_Soal Tertulis 1:_ Salin tanpa perubahan bagian berita tentang penarikan buku SBY yang dibuka dengan kata-kata berisi "Akhirnya, Pemerintah Resmi" dan ditutup dengan "DPRD Kabupaten Tegal.".
_Soal Tertulis 2:_ Teruskan berita tentang penarikan buku SBY dari perpustakaan SMP di Kabupaten Tegal, mulai setelah kalimat terakhir yang tercantum.

_Dokumen Sumber:_
###

Selasa, 15 Februari 2011

Akhirnya, Pemerintah Resmi Tarik Buku SBY

Slawai, CyberNews. Buku Susilo Bambang Yudhoyono (SBY) yang masuk dalam paket buku pendidikan bantuan program Dana Alokasi Khusus (DAK) 2010, resmi ditarik dari Perpustakaan Sekolah Menengah Pertama (SMP) di Kabupaten Tegal.
Buku seri ’’Lebih Dekat dengan SBY’’ itu dihibahkan ke perpustakaan daerah (Perpusda) dan diganti dengan buku pengayaan lainnya. Kebijakan tersebut dilakukan setelah Dinas Pendidikan, Pemuda dan Olahraga (Dindikpora), DPRD dan Aliansi Mahasiswa Peduli Pendidikan (AMPP) mencapai kata sepakat untuk mengganti buku bergambar SBY dengan buku pengayaan lain pada Senin (14/2), di Gedung DPRD Kabupaten Tegal.

###

_Cuplikan Data:_
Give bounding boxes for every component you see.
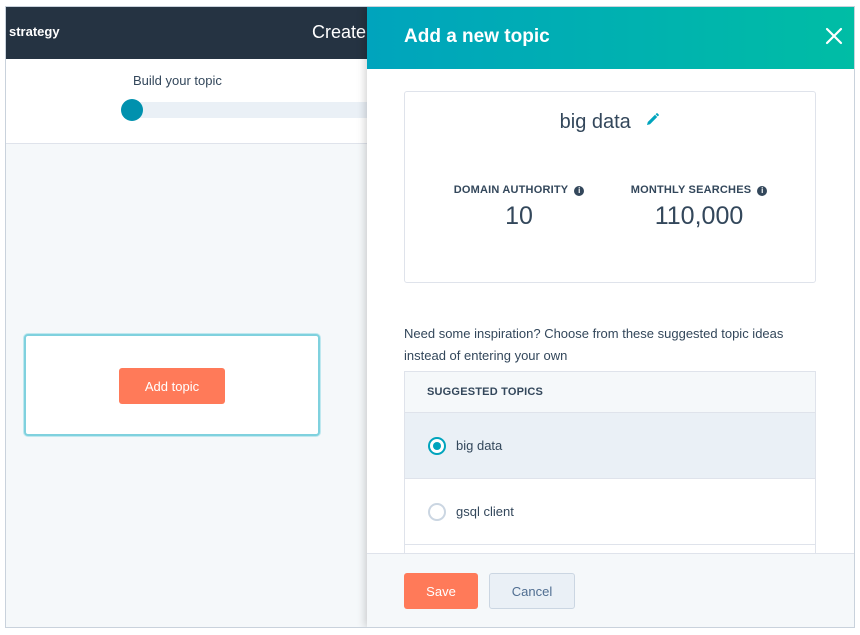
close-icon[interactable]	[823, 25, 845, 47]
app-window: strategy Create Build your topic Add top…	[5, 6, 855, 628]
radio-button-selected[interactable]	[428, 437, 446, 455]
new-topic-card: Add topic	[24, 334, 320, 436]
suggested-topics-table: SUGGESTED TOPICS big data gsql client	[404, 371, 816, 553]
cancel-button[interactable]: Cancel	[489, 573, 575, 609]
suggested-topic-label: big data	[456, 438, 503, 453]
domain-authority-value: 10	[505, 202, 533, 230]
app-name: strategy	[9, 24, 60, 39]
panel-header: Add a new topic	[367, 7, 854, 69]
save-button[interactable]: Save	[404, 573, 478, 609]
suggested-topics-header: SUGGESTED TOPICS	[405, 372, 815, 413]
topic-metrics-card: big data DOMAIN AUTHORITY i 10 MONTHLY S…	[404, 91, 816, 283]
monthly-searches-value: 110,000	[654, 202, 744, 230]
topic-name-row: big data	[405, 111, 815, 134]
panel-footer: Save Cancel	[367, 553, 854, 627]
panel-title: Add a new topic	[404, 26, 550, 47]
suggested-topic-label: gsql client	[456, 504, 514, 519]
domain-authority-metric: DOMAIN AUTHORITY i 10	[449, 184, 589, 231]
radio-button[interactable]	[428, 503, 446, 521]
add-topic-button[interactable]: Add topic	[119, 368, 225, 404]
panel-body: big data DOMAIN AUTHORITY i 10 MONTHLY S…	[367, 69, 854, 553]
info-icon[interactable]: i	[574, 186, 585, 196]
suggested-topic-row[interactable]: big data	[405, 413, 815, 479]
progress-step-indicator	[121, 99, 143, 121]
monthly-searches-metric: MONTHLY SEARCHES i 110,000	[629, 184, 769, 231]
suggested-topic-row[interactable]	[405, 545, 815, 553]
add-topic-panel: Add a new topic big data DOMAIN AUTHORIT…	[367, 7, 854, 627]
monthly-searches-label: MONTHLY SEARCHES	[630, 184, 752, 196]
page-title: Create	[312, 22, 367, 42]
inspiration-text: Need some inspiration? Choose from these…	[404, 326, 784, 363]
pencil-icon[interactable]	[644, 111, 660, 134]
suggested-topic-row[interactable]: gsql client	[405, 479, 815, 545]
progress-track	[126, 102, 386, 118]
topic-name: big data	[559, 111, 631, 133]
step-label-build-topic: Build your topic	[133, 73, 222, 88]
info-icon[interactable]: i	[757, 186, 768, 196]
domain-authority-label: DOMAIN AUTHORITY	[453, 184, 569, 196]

###

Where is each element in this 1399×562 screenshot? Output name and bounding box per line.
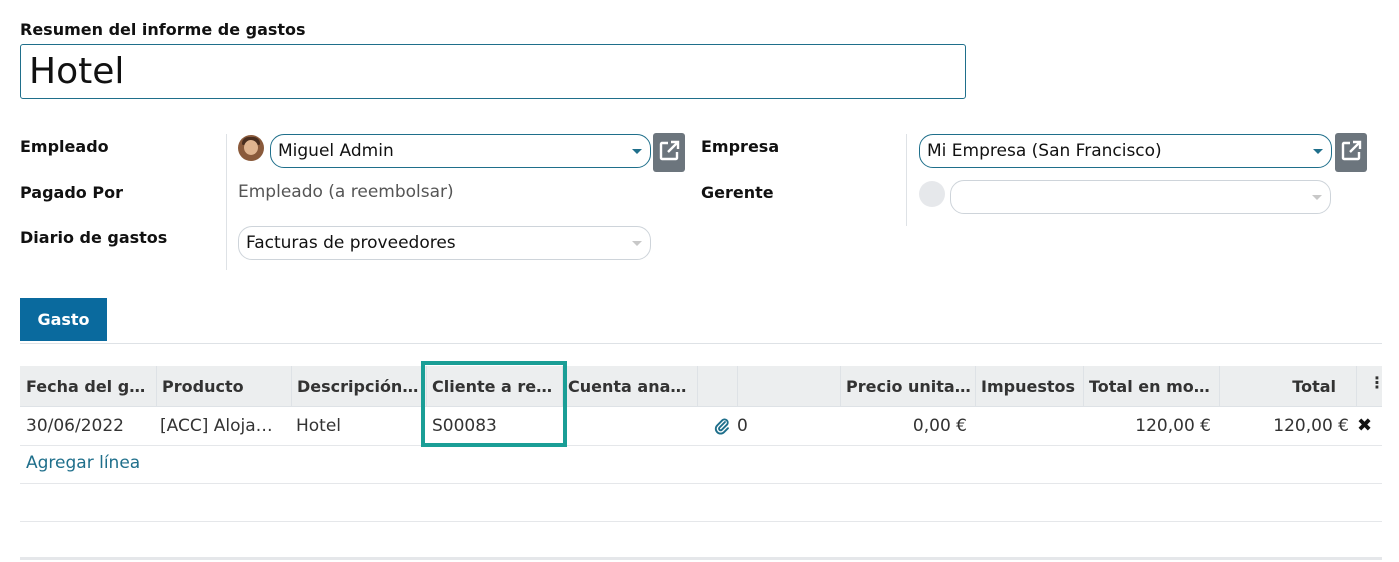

###

_Jawaban Tugas 1:_
Akhirnya, Pemerintah Resmi Tarik Buku SBY

Slawai, CyberNews. Buku Susilo Bambang Yudhoyono (SBY) yang masuk dalam paket buku pendidikan bantuan program Dana Alokasi Khusus (DAK) 2010, resmi ditarik dari Perpustakaan Sekolah Menengah Pertama (SMP) di Kabupaten Tegal.
Buku seri ’’Lebih Dekat dengan SBY’’ itu dihibahkan ke perpustakaan daerah (Perpusda) dan diganti dengan buku pengayaan lainnya. Kebijakan tersebut dilakukan setelah Dinas Pendidikan, Pemuda dan Olahraga (Dindikpora), DPRD dan Aliansi Mahasiswa Peduli Pendidikan (AMPP) mencapai kata sepakat untuk mengganti buku bergambar SBY dengan buku pengayaan lain pada Senin (14/2), di Gedung DPRD Kabupaten Tegal.

_Jawaban Tugas 2:_
Namun, dalam rapat koordinasi itu sempat berlangsung panas. Anggota Fraksi Partai Demokrat Ahmad Fatikhudin SAg menolak keras penarikan buku itu. Bahkan, anggota DPRD itu sempat mengancam akan mempersoalkan penarikan buku itu, karena dinilai telah menyalahi prosedur.

’’Penarikan buku ini bukan karena menyalahi aturan atau prosedur, karena tekanan dan tidak suka dengan buku itu. Aspirasi yang masuk tidak harus semuanya direalisasikan,’’ kata Ahmad Fatikhudin dengan nada tinggi.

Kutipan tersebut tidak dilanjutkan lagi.